GIVEN TASK
Retype all of the entries word for word.

RECORDED INFORMATION
---*---

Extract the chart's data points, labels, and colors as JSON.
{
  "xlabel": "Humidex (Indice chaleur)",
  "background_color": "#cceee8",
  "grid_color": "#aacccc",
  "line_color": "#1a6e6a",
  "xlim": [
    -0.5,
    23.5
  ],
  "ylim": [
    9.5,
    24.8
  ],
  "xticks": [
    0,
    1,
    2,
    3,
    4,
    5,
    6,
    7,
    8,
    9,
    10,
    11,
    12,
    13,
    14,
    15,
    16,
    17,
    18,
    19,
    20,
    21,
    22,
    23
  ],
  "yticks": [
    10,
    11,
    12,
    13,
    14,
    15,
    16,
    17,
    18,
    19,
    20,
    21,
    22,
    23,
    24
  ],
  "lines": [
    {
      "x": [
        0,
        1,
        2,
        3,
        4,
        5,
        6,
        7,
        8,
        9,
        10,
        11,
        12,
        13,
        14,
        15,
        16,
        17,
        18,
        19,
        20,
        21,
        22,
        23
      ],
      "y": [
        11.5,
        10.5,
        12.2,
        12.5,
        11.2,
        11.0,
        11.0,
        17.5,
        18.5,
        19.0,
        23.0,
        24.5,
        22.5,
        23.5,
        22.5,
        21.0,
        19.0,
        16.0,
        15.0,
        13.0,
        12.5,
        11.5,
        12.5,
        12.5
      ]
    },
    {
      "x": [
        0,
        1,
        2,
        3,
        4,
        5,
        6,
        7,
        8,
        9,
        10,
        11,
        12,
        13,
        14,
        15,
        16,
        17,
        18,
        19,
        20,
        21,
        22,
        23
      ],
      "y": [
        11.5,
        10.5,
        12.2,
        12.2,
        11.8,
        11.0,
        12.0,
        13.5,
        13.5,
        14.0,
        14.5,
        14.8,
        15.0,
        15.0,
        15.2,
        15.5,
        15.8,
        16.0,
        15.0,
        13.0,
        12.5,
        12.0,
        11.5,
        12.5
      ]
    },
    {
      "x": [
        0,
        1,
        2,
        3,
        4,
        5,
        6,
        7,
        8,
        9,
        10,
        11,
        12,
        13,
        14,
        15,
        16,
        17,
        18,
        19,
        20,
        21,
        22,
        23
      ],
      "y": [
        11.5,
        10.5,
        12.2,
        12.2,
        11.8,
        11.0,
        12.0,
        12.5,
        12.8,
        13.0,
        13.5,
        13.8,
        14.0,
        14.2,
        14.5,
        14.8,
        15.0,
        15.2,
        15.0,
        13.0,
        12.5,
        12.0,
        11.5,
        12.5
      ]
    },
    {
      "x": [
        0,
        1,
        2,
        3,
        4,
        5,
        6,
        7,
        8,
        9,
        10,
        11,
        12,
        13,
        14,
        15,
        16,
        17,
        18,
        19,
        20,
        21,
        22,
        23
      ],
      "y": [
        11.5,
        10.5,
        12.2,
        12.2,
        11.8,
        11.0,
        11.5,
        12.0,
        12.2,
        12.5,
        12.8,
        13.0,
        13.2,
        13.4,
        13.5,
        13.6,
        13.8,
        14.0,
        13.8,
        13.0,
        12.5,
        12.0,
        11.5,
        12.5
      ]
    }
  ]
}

---*---

SOLUTION
Extract the chart's data points, labels, and colors as JSON.
{
  "xlabel": "Humidex (Indice chaleur)",
  "background_color": "#cceee8",
  "grid_color": "#aacccc",
  "line_color": "#1a6e6a",
  "xlim": [
    -0.5,
    23.5
  ],
  "ylim": [
    9.5,
    24.8
  ],
  "xticks": [
    0,
    1,
    2,
    3,
    4,
    5,
    6,
    7,
    8,
    9,
    10,
    11,
    12,
    13,
    14,
    15,
    16,
    17,
    18,
    19,
    20,
    21,
    22,
    23
  ],
  "yticks": [
    10,
    11,
    12,
    13,
    14,
    15,
    16,
    17,
    18,
    19,
    20,
    21,
    22,
    23,
    24
  ],
  "lines": [
    {
      "x": [
        0,
        1,
        2,
        3,
        4,
        5,
        6,
        7,
        8,
        9,
        10,
        11,
        12,
        13,
        14,
        15,
        16,
        17,
        18,
        19,
        20,
        21,
        22,
        23
      ],
      "y": [
        11.5,
        10.5,
        12.2,
        12.5,
        11.2,
        11.0,
        11.0,
        17.5,
        18.5,
        19.0,
        23.0,
        24.5,
        22.5,
        23.5,
        22.5,
        21.0,
        19.0,
        16.0,
        15.0,
        13.0,
        12.5,
        11.5,
        12.5,
        12.5
      ]
    },
    {
      "x": [
        0,
        1,
        2,
        3,
        4,
        5,
        6,
        7,
        8,
        9,
        10,
        11,
        12,
        13,
        14,
        15,
        16,
        17,
        18,
        19,
        20,
        21,
        22,
        23
      ],
      "y": [
        11.5,
        10.5,
        12.2,
        12.2,
        11.8,
        11.0,
        12.0,
        13.5,
        13.5,
        14.0,
        14.5,
        14.8,
        15.0,
        15.0,
        15.2,
        15.5,
        15.8,
        16.0,
        15.0,
        13.0,
        12.5,
        12.0,
        11.5,
        12.5
      ]
    },
    {
      "x": [
        0,
        1,
        2,
        3,
        4,
        5,
        6,
        7,
        8,
        9,
        10,
        11,
        12,
        13,
        14,
        15,
        16,
        17,
        18,
        19,
        20,
        21,
        22,
        23
      ],
      "y": [
        11.5,
        10.5,
        12.2,
        12.2,
        11.8,
        11.0,
        12.0,
        12.5,
        12.8,
        13.0,
        13.5,
        13.8,
        14.0,
        14.2,
        14.5,
        14.8,
        15.0,
        15.2,
        15.0,
        13.0,
        12.5,
        12.0,
        11.5,
        12.5
      ]
    },
    {
      "x": [
        0,
        1,
        2,
        3,
        4,
        5,
        6,
        7,
        8,
        9,
        10,
        11,
        12,
        13,
        14,
        15,
        16,
        17,
        18,
        19,
        20,
        21,
        22,
        23
      ],
      "y": [
        11.5,
        10.5,
        12.2,
        12.2,
        11.8,
        11.0,
        11.5,
        12.0,
        12.2,
        12.5,
        12.8,
        13.0,
        13.2,
        13.4,
        13.5,
        13.6,
        13.8,
        14.0,
        13.8,
        13.0,
        12.5,
        12.0,
        11.5,
        12.5
      ]
    }
  ]
}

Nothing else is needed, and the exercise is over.